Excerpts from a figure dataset

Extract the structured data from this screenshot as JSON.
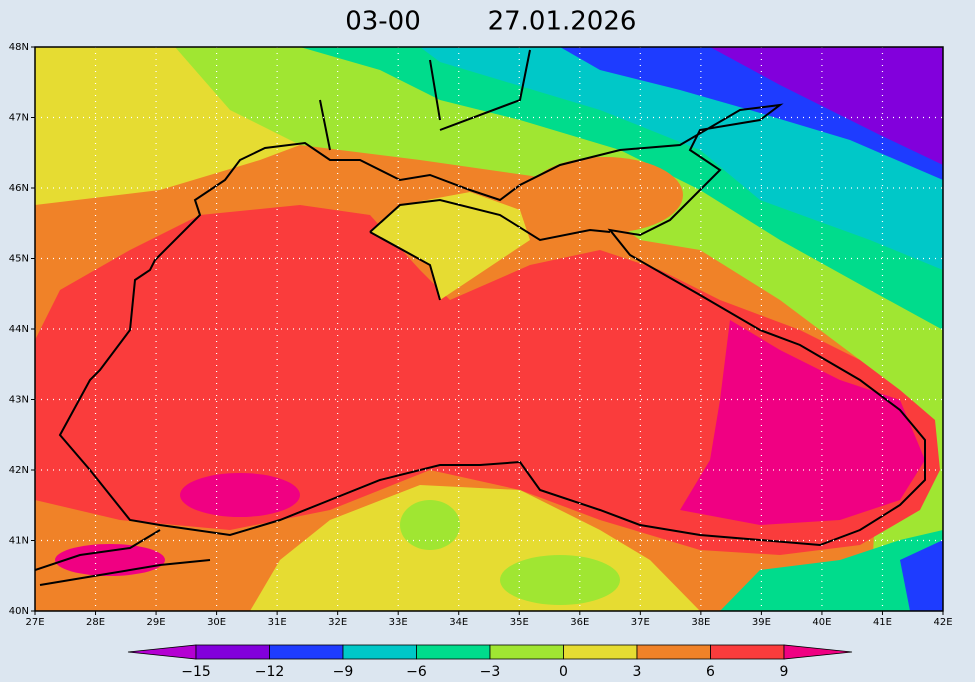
{
  "header": {
    "time": "03-00",
    "date": "27.01.2026"
  },
  "map": {
    "lon_labels": [
      "27E",
      "28E",
      "29E",
      "30E",
      "31E",
      "32E",
      "33E",
      "34E",
      "35E",
      "36E",
      "37E",
      "38E",
      "39E",
      "40E",
      "41E",
      "42E"
    ],
    "lat_labels": [
      "40N",
      "41N",
      "42N",
      "43N",
      "44N",
      "45N",
      "46N",
      "47N",
      "48N"
    ]
  },
  "legend": {
    "labels": [
      "−15",
      "−12",
      "−9",
      "−6",
      "−3",
      "0",
      "3",
      "6",
      "9"
    ],
    "colors": [
      "#b400d2",
      "#8200dc",
      "#1e3cff",
      "#00c8c8",
      "#00dc8c",
      "#a0e632",
      "#e6dc32",
      "#f08228",
      "#fa3c3c",
      "#f00082"
    ]
  }
}
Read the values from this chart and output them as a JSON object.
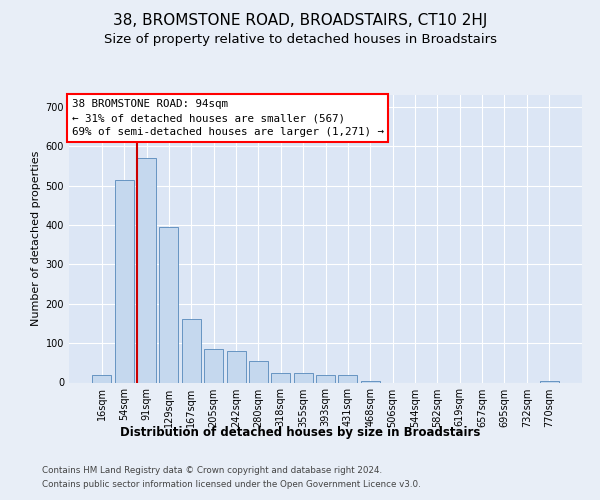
{
  "title": "38, BROMSTONE ROAD, BROADSTAIRS, CT10 2HJ",
  "subtitle": "Size of property relative to detached houses in Broadstairs",
  "xlabel": "Distribution of detached houses by size in Broadstairs",
  "ylabel": "Number of detached properties",
  "bar_labels": [
    "16sqm",
    "54sqm",
    "91sqm",
    "129sqm",
    "167sqm",
    "205sqm",
    "242sqm",
    "280sqm",
    "318sqm",
    "355sqm",
    "393sqm",
    "431sqm",
    "468sqm",
    "506sqm",
    "544sqm",
    "582sqm",
    "619sqm",
    "657sqm",
    "695sqm",
    "732sqm",
    "770sqm"
  ],
  "bar_values": [
    18,
    515,
    570,
    395,
    160,
    85,
    80,
    55,
    25,
    25,
    20,
    20,
    5,
    0,
    0,
    0,
    0,
    0,
    0,
    0,
    5
  ],
  "bar_color": "#c5d8ee",
  "bar_edge_color": "#5588bb",
  "vline_index": 2,
  "vline_color": "#cc0000",
  "annotation_line1": "38 BROMSTONE ROAD: 94sqm",
  "annotation_line2": "← 31% of detached houses are smaller (567)",
  "annotation_line3": "69% of semi-detached houses are larger (1,271) →",
  "ylim": [
    0,
    730
  ],
  "yticks": [
    0,
    100,
    200,
    300,
    400,
    500,
    600,
    700
  ],
  "bg_color": "#e8eef7",
  "plot_bg_color": "#dce6f5",
  "grid_color": "#ffffff",
  "footer1": "Contains HM Land Registry data © Crown copyright and database right 2024.",
  "footer2": "Contains public sector information licensed under the Open Government Licence v3.0.",
  "title_fontsize": 11,
  "subtitle_fontsize": 9.5,
  "ylabel_fontsize": 8,
  "xlabel_fontsize": 8.5,
  "tick_fontsize": 7,
  "footer_fontsize": 6.3,
  "annot_fontsize": 7.8
}
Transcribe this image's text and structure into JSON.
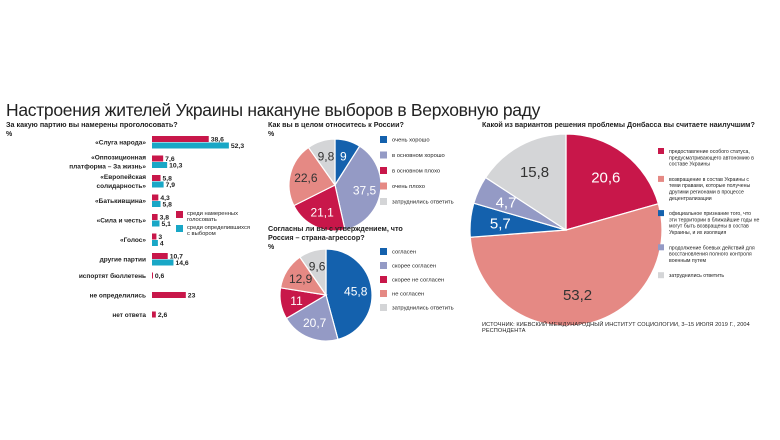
{
  "title": "Настроения жителей Украины накануне выборов в Верховную раду",
  "source": "ИСТОЧНИК: КИЕВСКИЙ МЕЖДУНАРОДНЫЙ ИНСТИТУТ СОЦИОЛОГИИ, 3–15 ИЮЛЯ 2019 Г., 2004 РЕСПОНДЕНТА",
  "colors": {
    "red": "#c8174a",
    "cyan": "#19a7c6",
    "blue": "#1461ad",
    "lavender": "#949ac5",
    "salmon": "#e58984",
    "gray": "#d4d5d7"
  },
  "chart_data": [
    {
      "type": "bar",
      "question": "За какую партию вы намерены проголосовать?",
      "unit": "%",
      "categories": [
        "«Слуга народа»",
        "«Оппозиционная платформа – За жизнь»",
        "«Европейская солидарность»",
        "«Батькивщина»",
        "«Сила и честь»",
        "«Голос»",
        "другие партии",
        "испортят бюллетень",
        "не определились",
        "нет ответа"
      ],
      "series": [
        {
          "name": "среди намеренных голосовать",
          "color": "#c8174a",
          "values": [
            38.6,
            7.6,
            5.8,
            4.3,
            3.8,
            3,
            10.7,
            0.6,
            23,
            2.6
          ]
        },
        {
          "name": "среди определившихся с выбором",
          "color": "#19a7c6",
          "values": [
            52.3,
            10.3,
            7.9,
            5.8,
            5.1,
            4,
            14.6,
            null,
            null,
            null
          ]
        }
      ]
    },
    {
      "type": "pie",
      "question": "Как вы в целом относитесь к России?",
      "unit": "%",
      "slices": [
        {
          "label": "очень хорошо",
          "value": 9,
          "color": "#1461ad"
        },
        {
          "label": "в основном хорошо",
          "value": 37.5,
          "color": "#949ac5"
        },
        {
          "label": "в основном плохо",
          "value": 21.1,
          "color": "#c8174a"
        },
        {
          "label": "очень плохо",
          "value": 22.6,
          "color": "#e58984"
        },
        {
          "label": "затруднились ответить",
          "value": 9.8,
          "color": "#d4d5d7"
        }
      ]
    },
    {
      "type": "pie",
      "question": "Согласны ли вы с утверждением, что Россия – страна-агрессор?",
      "unit": "%",
      "slices": [
        {
          "label": "согласен",
          "value": 45.8,
          "color": "#1461ad"
        },
        {
          "label": "скорее согласен",
          "value": 20.7,
          "color": "#949ac5"
        },
        {
          "label": "скорее не согласен",
          "value": 11,
          "color": "#c8174a"
        },
        {
          "label": "не согласен",
          "value": 12.9,
          "color": "#e58984"
        },
        {
          "label": "затруднились ответить",
          "value": 9.6,
          "color": "#d4d5d7"
        }
      ]
    },
    {
      "type": "pie",
      "question": "Какой из вариантов решения проблемы Донбасса вы считаете наилучшим?",
      "unit": "%",
      "slices": [
        {
          "label": "предоставление особого статуса, предусматривающего автономию в составе Украины",
          "value": 20.6,
          "color": "#c8174a"
        },
        {
          "label": "возвращение в состав Украины с теми правами, которые получены другими регионами в процессе децентрализации",
          "value": 53.2,
          "color": "#e58984"
        },
        {
          "label": "официальное признание того, что эти территории в ближайшие годы не могут быть возвращены в состав Украины, и их изоляция",
          "value": 5.7,
          "color": "#1461ad"
        },
        {
          "label": "продолжение боевых действий для восстановления полного контроля военным путем",
          "value": 4.7,
          "color": "#949ac5"
        },
        {
          "label": "затруднились ответить",
          "value": 15.8,
          "color": "#d4d5d7"
        }
      ]
    }
  ]
}
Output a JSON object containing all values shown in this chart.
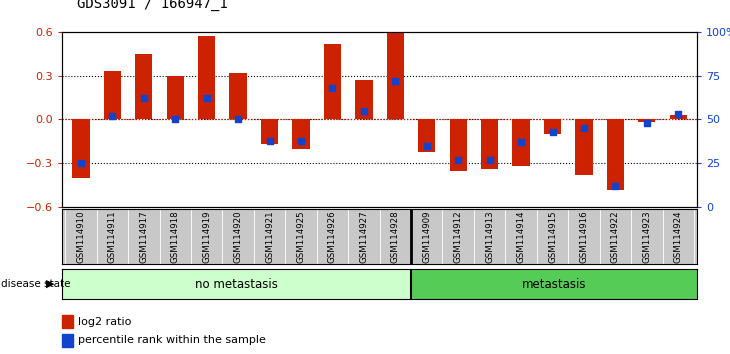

## [Short task]
Sift the material for lines with the string "this". Copy each one found.

## [The completed task]
Extract the structured data from this screenshot as JSON.
Read the values from this chart and output them as a JSON object.
Transcribe this image's text and structure into JSON.
Output a JSON object containing all values shown in this chart.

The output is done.